= INSTRUCTION =
Repeat each line exactly as it is written.

= ITEMS =

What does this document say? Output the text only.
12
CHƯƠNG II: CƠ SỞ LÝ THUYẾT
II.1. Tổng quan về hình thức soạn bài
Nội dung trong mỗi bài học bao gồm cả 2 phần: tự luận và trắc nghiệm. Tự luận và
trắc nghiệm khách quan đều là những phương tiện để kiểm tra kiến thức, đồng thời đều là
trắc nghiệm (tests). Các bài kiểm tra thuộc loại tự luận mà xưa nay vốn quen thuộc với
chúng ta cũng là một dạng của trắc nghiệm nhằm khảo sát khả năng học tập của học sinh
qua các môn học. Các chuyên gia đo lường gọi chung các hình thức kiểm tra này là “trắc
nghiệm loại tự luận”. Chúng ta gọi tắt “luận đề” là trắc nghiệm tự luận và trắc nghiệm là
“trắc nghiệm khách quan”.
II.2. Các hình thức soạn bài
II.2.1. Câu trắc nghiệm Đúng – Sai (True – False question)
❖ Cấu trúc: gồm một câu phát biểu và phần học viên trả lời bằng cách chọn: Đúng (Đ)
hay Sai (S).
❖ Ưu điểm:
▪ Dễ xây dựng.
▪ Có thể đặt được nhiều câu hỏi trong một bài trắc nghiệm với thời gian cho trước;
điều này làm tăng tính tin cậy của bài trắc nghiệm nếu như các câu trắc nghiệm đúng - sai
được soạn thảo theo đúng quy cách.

= FULL ANSWER =
What does this document say? Output the text only.
12
CHƯƠNG II: CƠ SỞ LÝ THUYẾT
II.1. Tổng quan về hình thức soạn bài
Nội dung trong mỗi bài học bao gồm cả 2 phần: tự luận và trắc nghiệm. Tự luận và
trắc nghiệm khách quan đều là những phương tiện để kiểm tra kiến thức, đồng thời đều là
trắc nghiệm (tests). Các bài kiểm tra thuộc loại tự luận mà xưa nay vốn quen thuộc với
chúng ta cũng là một dạng của trắc nghiệm nhằm khảo sát khả năng học tập của học sinh
qua các môn học. Các chuyên gia đo lường gọi chung các hình thức kiểm tra này là “trắc
nghiệm loại tự luận”. Chúng ta gọi tắt “luận đề” là trắc nghiệm tự luận và trắc nghiệm là
“trắc nghiệm khách quan”.
II.2. Các hình thức soạn bài
II.2.1. Câu trắc nghiệm Đúng – Sai (True – False question)
❖ Cấu trúc: gồm một câu phát biểu và phần học viên trả lời bằng cách chọn: Đúng (Đ)
hay Sai (S).
❖ Ưu điểm:
▪ Dễ xây dựng.
▪ Có thể đặt được nhiều câu hỏi trong một bài trắc nghiệm với thời gian cho trước;
điều này làm tăng tính tin cậy của bài trắc nghiệm nếu như các câu trắc nghiệm đúng - sai
được soạn thảo theo đúng quy cách.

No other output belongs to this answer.